> **Exercise aim**: From the entries below, gather each line containing the word "intigriti".

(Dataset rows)
===============

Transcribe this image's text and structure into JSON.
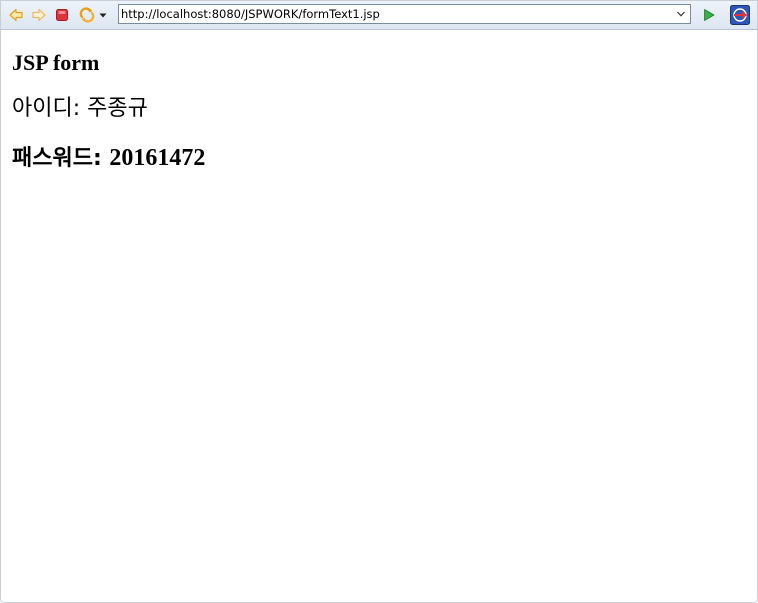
{
  "browser": {
    "url": "http://localhost:8080/JSPWORK/formText1.jsp",
    "icons": {
      "back": "back-arrow-icon",
      "forward": "forward-arrow-icon",
      "stop": "stop-icon",
      "refresh": "refresh-icon",
      "menu": "dropdown-arrow-icon",
      "go": "go-play-icon",
      "external": "open-external-icon"
    },
    "colors": {
      "back_forward": "#f2b13a",
      "stop": "#e0323a",
      "go": "#3bb04a",
      "external_bg": "#2e55b8"
    }
  },
  "page": {
    "title": "JSP form",
    "id_label": "아이디: ",
    "id_value": "주종규",
    "pw_label": "패스워드: ",
    "pw_value": "20161472"
  }
}
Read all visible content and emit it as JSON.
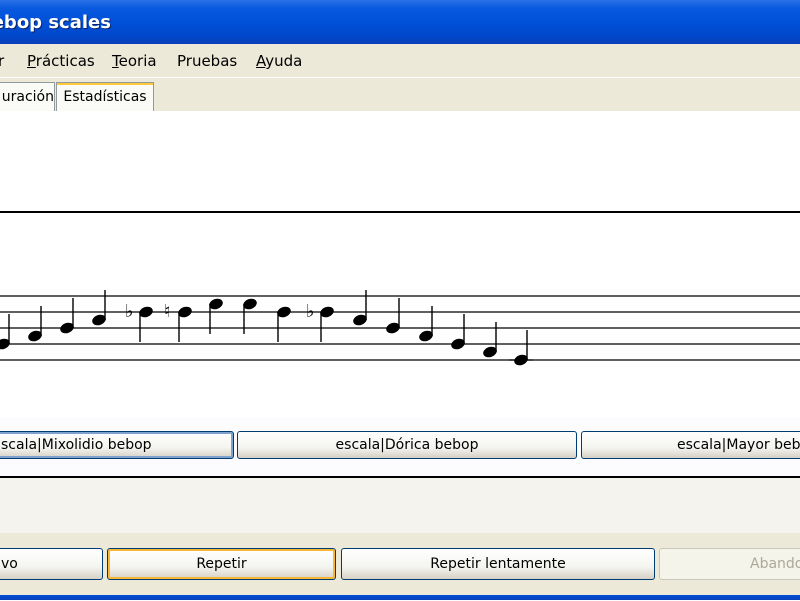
{
  "window": {
    "title": "Bebop scales"
  },
  "menu": [
    {
      "label": "r",
      "accel": ""
    },
    {
      "label": "Prácticas",
      "accel": "P"
    },
    {
      "label": "Teoria",
      "accel": "T"
    },
    {
      "label": "Pruebas",
      "accel": ""
    },
    {
      "label": "Ayuda",
      "accel": "A"
    }
  ],
  "tabs": [
    {
      "label": "uración"
    },
    {
      "label": "Estadísticas"
    }
  ],
  "staff": {
    "notes": [
      {
        "step": -2,
        "accidental": ""
      },
      {
        "step": -1,
        "accidental": ""
      },
      {
        "step": 0,
        "accidental": ""
      },
      {
        "step": 1,
        "accidental": ""
      },
      {
        "step": 2,
        "accidental": "flat"
      },
      {
        "step": 2,
        "accidental": "natural"
      },
      {
        "step": 3,
        "accidental": ""
      },
      {
        "step": 3,
        "accidental": ""
      },
      {
        "step": 2,
        "accidental": ""
      },
      {
        "step": 2,
        "accidental": "flat"
      },
      {
        "step": 1,
        "accidental": ""
      },
      {
        "step": 0,
        "accidental": ""
      },
      {
        "step": -1,
        "accidental": ""
      },
      {
        "step": -2,
        "accidental": ""
      },
      {
        "step": -3,
        "accidental": ""
      },
      {
        "step": -4,
        "accidental": ""
      }
    ]
  },
  "scale_buttons": [
    {
      "label": "scala|Mixolidio bebop"
    },
    {
      "label": "escala|Dórica bebop"
    },
    {
      "label": "escala|Mayor beb"
    }
  ],
  "bottom_buttons": [
    {
      "label": "vo"
    },
    {
      "label": "Repetir"
    },
    {
      "label": "Repetir lentamente"
    },
    {
      "label": "Abando"
    }
  ]
}
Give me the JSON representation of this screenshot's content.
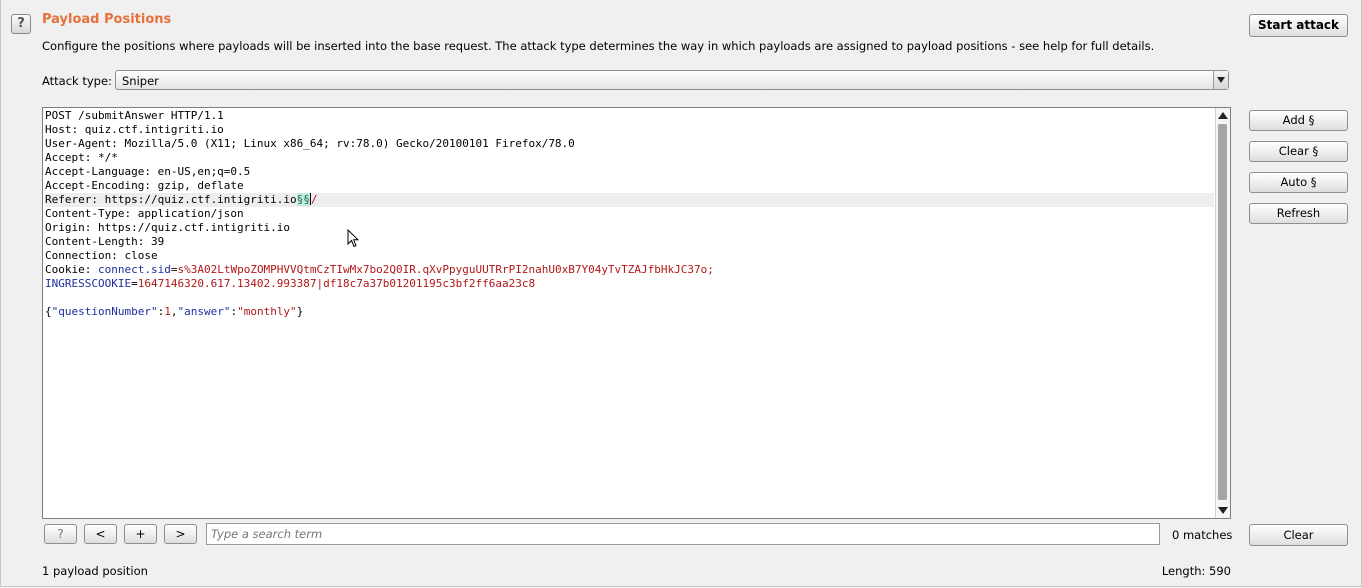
{
  "header": {
    "help_icon": "?",
    "title": "Payload Positions",
    "description": "Configure the positions where payloads will be inserted into the base request. The attack type determines the way in which payloads are assigned to payload positions - see help for full details.",
    "start_attack_label": "Start attack"
  },
  "attack_type": {
    "label": "Attack type:",
    "value": "Sniper"
  },
  "request": {
    "lines": [
      "POST /submitAnswer HTTP/1.1",
      "Host: quiz.ctf.intigriti.io",
      "User-Agent: Mozilla/5.0 (X11; Linux x86_64; rv:78.0) Gecko/20100101 Firefox/78.0",
      "Accept: */*",
      "Accept-Language: en-US,en;q=0.5",
      "Accept-Encoding: gzip, deflate"
    ],
    "referer_prefix": "Referer: https://quiz.ctf.intigriti.io",
    "payload_marker": "§§",
    "referer_suffix": "/",
    "lines_after": [
      "Content-Type: application/json",
      "Origin: https://quiz.ctf.intigriti.io",
      "Content-Length: 39",
      "Connection: close"
    ],
    "cookie_prefix": "Cookie: ",
    "cookie1_name": "connect.sid",
    "cookie1_value": "s%3A02LtWpoZOMPHVVQtmCzTIwMx7bo2Q0IR.qXvPpyguUUTRrPI2nahU0xB7Y04yTvTZAJfbHkJC37o;",
    "cookie2_name": "INGRESSCOOKIE",
    "cookie2_value": "1647146320.617.13402.993387|df18c7a37b01201195c3bf2ff6aa23c8",
    "body": {
      "open": "{",
      "key1": "\"questionNumber\"",
      "val1": "1",
      "key2": "\"answer\"",
      "val2": "\"monthly\"",
      "close": "}"
    }
  },
  "side_buttons": {
    "add": "Add §",
    "clear": "Clear §",
    "auto": "Auto §",
    "refresh": "Refresh"
  },
  "search_bar": {
    "help": "?",
    "prev": "<",
    "add": "+",
    "next": ">",
    "placeholder": "Type a search term",
    "matches": "0 matches",
    "clear": "Clear"
  },
  "footer": {
    "positions": "1 payload position",
    "length": "Length: 590"
  }
}
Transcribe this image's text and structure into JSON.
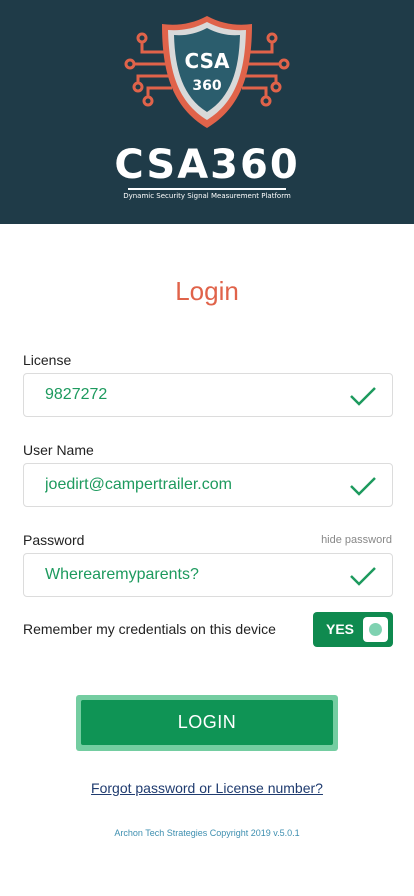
{
  "header": {
    "logo_text": "CSA 360",
    "brand_name": "CSA360",
    "tagline": "Dynamic Security Signal Measurement Platform"
  },
  "login": {
    "title": "Login",
    "license": {
      "label": "License",
      "value": "9827272"
    },
    "username": {
      "label": "User Name",
      "value": "joedirt@campertrailer.com"
    },
    "password": {
      "label": "Password",
      "value": "Wherearemyparents?",
      "hint": "hide password"
    },
    "remember": {
      "label": "Remember my credentials on this device",
      "toggle_text": "YES"
    },
    "button_label": "LOGIN",
    "forgot_link": "Forgot password or License number?",
    "copyright": "Archon Tech Strategies Copyright 2019 v.5.0.1"
  },
  "colors": {
    "header_bg": "#1f3b48",
    "accent_orange": "#e0634a",
    "valid_green": "#1d9a5e",
    "button_green": "#0f9455"
  },
  "icons": {
    "field_valid": "checkmark-icon",
    "logo": "shield-circuit-icon"
  }
}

===============

> **Solution for this problem**:
      "Host: quiz.ctf.intigriti.io",
    "referer_prefix": "Referer: https://quiz.ctf.intigriti.io",
      "Origin: https://quiz.ctf.intigriti.io",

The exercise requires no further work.